* **Exercise requirements**
Go through the lines below and copy each one that holds the string "Neusoft".

* **Given data**
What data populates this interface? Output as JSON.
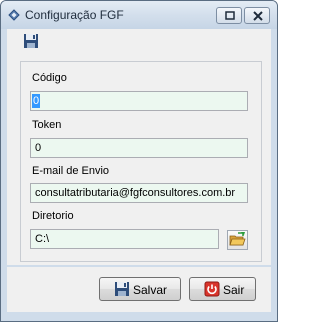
{
  "window": {
    "title": "Configuração FGF"
  },
  "form": {
    "codigo": {
      "label": "Código",
      "value": "0"
    },
    "token": {
      "label": "Token",
      "value": "0"
    },
    "email": {
      "label": "E-mail de Envio",
      "value": "consultatributaria@fgfconsultores.com.br"
    },
    "diretorio": {
      "label": "Diretorio",
      "value": "C:\\"
    }
  },
  "buttons": {
    "salvar": "Salvar",
    "sair": "Sair"
  },
  "icons": {
    "toolbar": "save-icon",
    "folder": "folder-open-icon",
    "salvar": "floppy-disk-icon",
    "sair": "power-icon"
  },
  "colors": {
    "field_bg": "#ecf8f0",
    "selection": "#3399ff",
    "window_frame": "#cfdcea"
  }
}
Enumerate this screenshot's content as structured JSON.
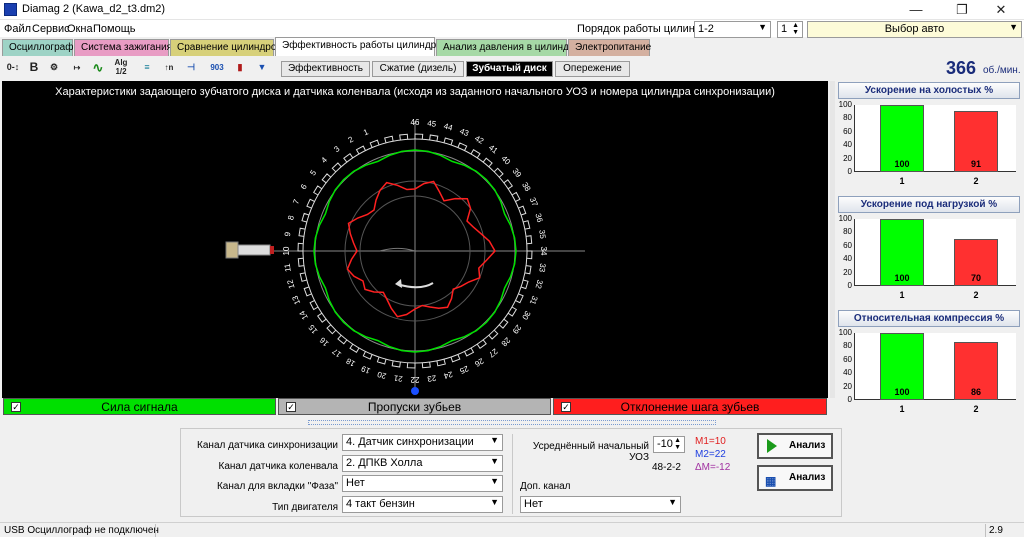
{
  "window": {
    "title": "Diamag 2 (Kawa_d2_t3.dm2)"
  },
  "menu": [
    "Файл",
    "Сервис",
    "Окна",
    "Помощь"
  ],
  "cylinder_order": {
    "label": "Порядок работы цилиндров",
    "value": "1-2",
    "number": "1",
    "auto_button": "Выбор авто"
  },
  "main_tabs": [
    "Осциллограф",
    "Система зажигания",
    "Сравнение цилиндров",
    "Эффективность работы цилиндров",
    "Анализ давления в цилиндре",
    "Электропитание"
  ],
  "main_tab_colors": [
    "#9ed3c6",
    "#e89cc4",
    "#d7d07a",
    "#ffffff",
    "#a6d9a6",
    "#d4b0a0"
  ],
  "sub_tabs": [
    "Эффективность",
    "Сжатие (дизель)",
    "Зубчатый диск",
    "Опережение"
  ],
  "rpm": {
    "value": "366",
    "unit": "об./мин."
  },
  "chart_title": "Характеристики задающего зубчатого диска и датчика коленвала (исходя из заданного начального УОЗ и номера цилиндра синхронизации)",
  "tooth_labels": [
    "46",
    "45",
    "44",
    "43",
    "42",
    "41",
    "40",
    "39",
    "38",
    "37",
    "36",
    "35",
    "34",
    "33",
    "32",
    "31",
    "30",
    "29",
    "28",
    "27",
    "26",
    "25",
    "24",
    "23",
    "22",
    "21",
    "20",
    "19",
    "18",
    "17",
    "16",
    "15",
    "14",
    "13",
    "12",
    "11",
    "10",
    "9",
    "8",
    "7",
    "6",
    "5",
    "4",
    "3",
    "2",
    "1"
  ],
  "checkbars": [
    {
      "label": "Сила сигнала",
      "color": "#00e000"
    },
    {
      "label": "Пропуски зубьев",
      "color": "#b4b4b4"
    },
    {
      "label": "Отклонение шага зубьев",
      "color": "#ff1e1e"
    }
  ],
  "panels": [
    {
      "title": "Ускорение на холостых %",
      "bars": [
        {
          "cyl": "1",
          "value": 100,
          "color": "#00ff00"
        },
        {
          "cyl": "2",
          "value": 91,
          "color": "#ff3030"
        }
      ]
    },
    {
      "title": "Ускорение под нагрузкой %",
      "bars": [
        {
          "cyl": "1",
          "value": 100,
          "color": "#00ff00"
        },
        {
          "cyl": "2",
          "value": 70,
          "color": "#ff3030"
        }
      ]
    },
    {
      "title": "Относительная компрессия %",
      "bars": [
        {
          "cyl": "1",
          "value": 100,
          "color": "#00ff00"
        },
        {
          "cyl": "2",
          "value": 86,
          "color": "#ff3030"
        }
      ]
    }
  ],
  "y_ticks": [
    "100",
    "80",
    "60",
    "40",
    "20",
    "0"
  ],
  "form": {
    "sync_channel": {
      "label": "Канал датчика синхронизации",
      "value": "4.  Датчик синхронизации"
    },
    "crank_channel": {
      "label": "Канал датчика коленвала",
      "value": "2.  ДПКВ Холла"
    },
    "phase_channel": {
      "label": "Канал для вкладки \"Фаза\"",
      "value": "Нет"
    },
    "engine_type": {
      "label": "Тип двигателя",
      "value": "4 такт бензин"
    },
    "uoz": {
      "label": "Усреднённый начальный УОЗ",
      "value": "-10"
    },
    "wheel": "48-2-2",
    "extra_channel": {
      "label": "Доп. канал",
      "value": "Нет"
    },
    "m1": "M1=10",
    "m2": "M2=22",
    "dm": "ΔM=-12",
    "analyze1": "Анализ",
    "analyze2": "Анализ"
  },
  "status": {
    "left": "USB Осциллограф не подключен",
    "right": "2.9"
  }
}
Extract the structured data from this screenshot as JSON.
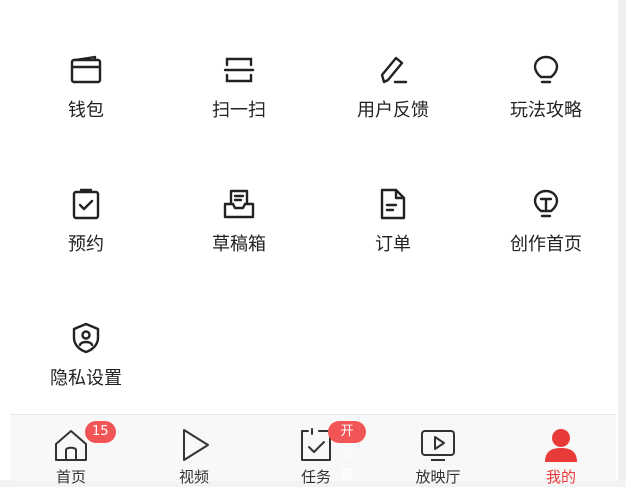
{
  "menu": {
    "items": [
      {
        "label": "钱包",
        "icon": "wallet-icon"
      },
      {
        "label": "扫一扫",
        "icon": "scan-icon"
      },
      {
        "label": "用户反馈",
        "icon": "pen-feedback-icon"
      },
      {
        "label": "玩法攻略",
        "icon": "lightbulb-icon"
      },
      {
        "label": "预约",
        "icon": "clipboard-check-icon"
      },
      {
        "label": "草稿箱",
        "icon": "inbox-drafts-icon"
      },
      {
        "label": "订单",
        "icon": "document-icon"
      },
      {
        "label": "创作首页",
        "icon": "lightbulb-creator-icon"
      },
      {
        "label": "隐私设置",
        "icon": "shield-user-icon"
      }
    ]
  },
  "tabbar": {
    "tabs": [
      {
        "label": "首页",
        "icon": "home-icon",
        "badge": "15"
      },
      {
        "label": "视频",
        "icon": "play-icon"
      },
      {
        "label": "任务",
        "icon": "task-check-icon",
        "badge": "开宝箱"
      },
      {
        "label": "放映厅",
        "icon": "tv-play-icon"
      },
      {
        "label": "我的",
        "icon": "user-icon",
        "active": true
      }
    ]
  },
  "colors": {
    "accent": "#e93a3a",
    "badge": "#f25555",
    "text": "#222222"
  }
}
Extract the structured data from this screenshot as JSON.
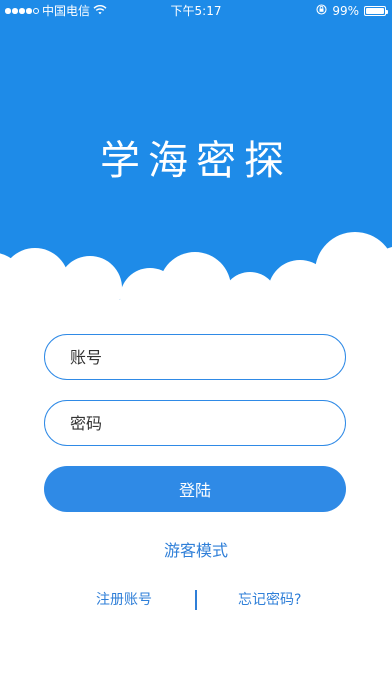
{
  "status_bar": {
    "carrier": "中国电信",
    "time": "下午5:17",
    "battery": "99%",
    "battery_level": 0.99,
    "wifi_icon": "wifi-icon",
    "lock_icon": "rotation-lock-icon"
  },
  "app": {
    "title": "学海密探"
  },
  "login": {
    "account_placeholder": "账号",
    "password_placeholder": "密码",
    "login_label": "登陆",
    "guest_label": "游客模式",
    "register_label": "注册账号",
    "forgot_label": "忘记密码?"
  },
  "colors": {
    "brand": "#1e8be8",
    "accent": "#2f8ae6",
    "link": "#2f7fd8",
    "background": "#ffffff"
  }
}
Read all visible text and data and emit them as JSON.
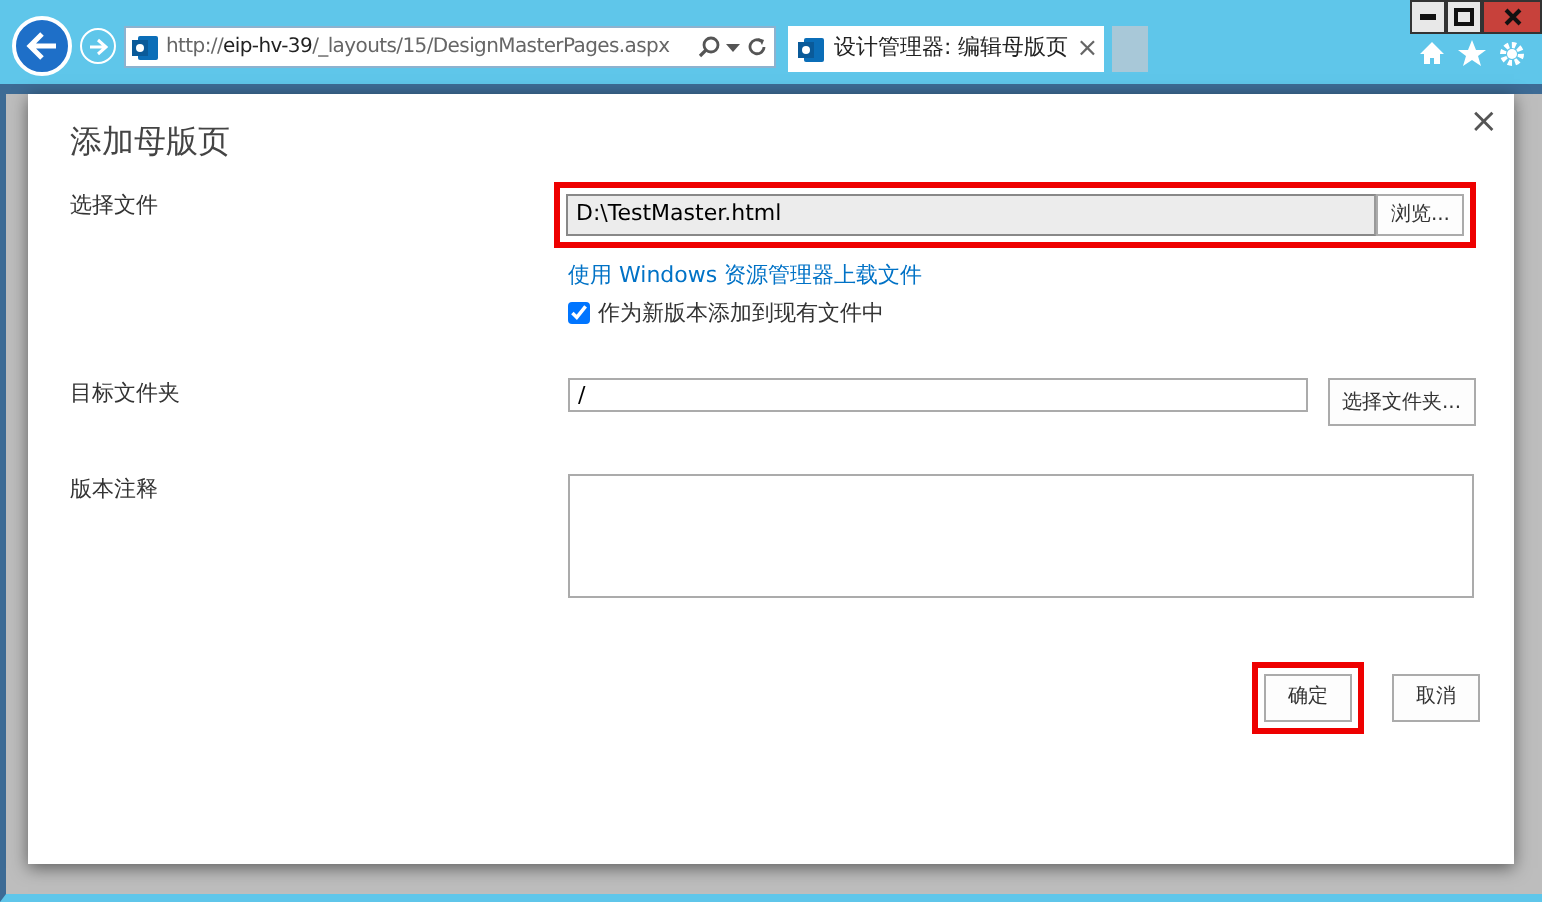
{
  "browser": {
    "address": "http://**eip-hv-39**/_layouts/15/DesignMasterPages.aspx",
    "tab_title": "设计管理器: 编辑母版页",
    "tab_close": "×"
  },
  "dialog": {
    "title": "添加母版页",
    "close": "×",
    "fields": [
      {
        "kind": "file",
        "label": "选择文件",
        "value": "D:\\TestMaster.html",
        "button": "浏览...",
        "highlighted": true,
        "link": "使用 Windows 资源管理器上载文件",
        "checkbox": {
          "label": "作为新版本添加到现有文件中",
          "checked": true
        }
      },
      {
        "kind": "text",
        "label": "目标文件夹",
        "value": "/",
        "button": "选择文件夹..."
      },
      {
        "kind": "textarea",
        "label": "版本注释"
      }
    ],
    "buttons": [
      {
        "label": "确定",
        "highlighted": true
      },
      {
        "label": "取消",
        "highlighted": false
      }
    ]
  }
}
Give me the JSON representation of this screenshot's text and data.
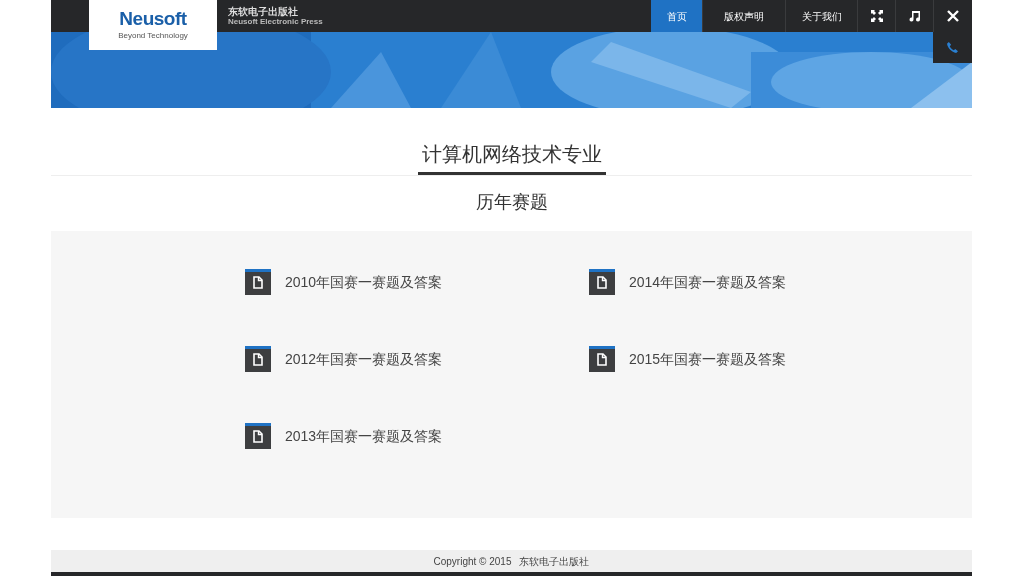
{
  "brand": {
    "logo": "Neusoft",
    "tagline": "Beyond Technology",
    "publisher": "东软电子出版社",
    "publisher_en": "Neusoft Electronic Press"
  },
  "nav": [
    {
      "label": "首页",
      "selected": true
    },
    {
      "label": "版权声明",
      "selected": false
    },
    {
      "label": "关于我们",
      "selected": false
    }
  ],
  "page_title": "计算机网络技术专业",
  "section_title": "历年赛题",
  "documents": [
    {
      "label": "2010年国赛一赛题及答案"
    },
    {
      "label": "2014年国赛一赛题及答案"
    },
    {
      "label": "2012年国赛一赛题及答案"
    },
    {
      "label": "2015年国赛一赛题及答案"
    },
    {
      "label": "2013年国赛一赛题及答案"
    }
  ],
  "footer": {
    "copyright": "Copyright © 2015",
    "publisher": "东软电子出版社"
  }
}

* **Written reply**
    "logo": "Neusoft",
    "publisher_en": "Neusoft Electronic Press"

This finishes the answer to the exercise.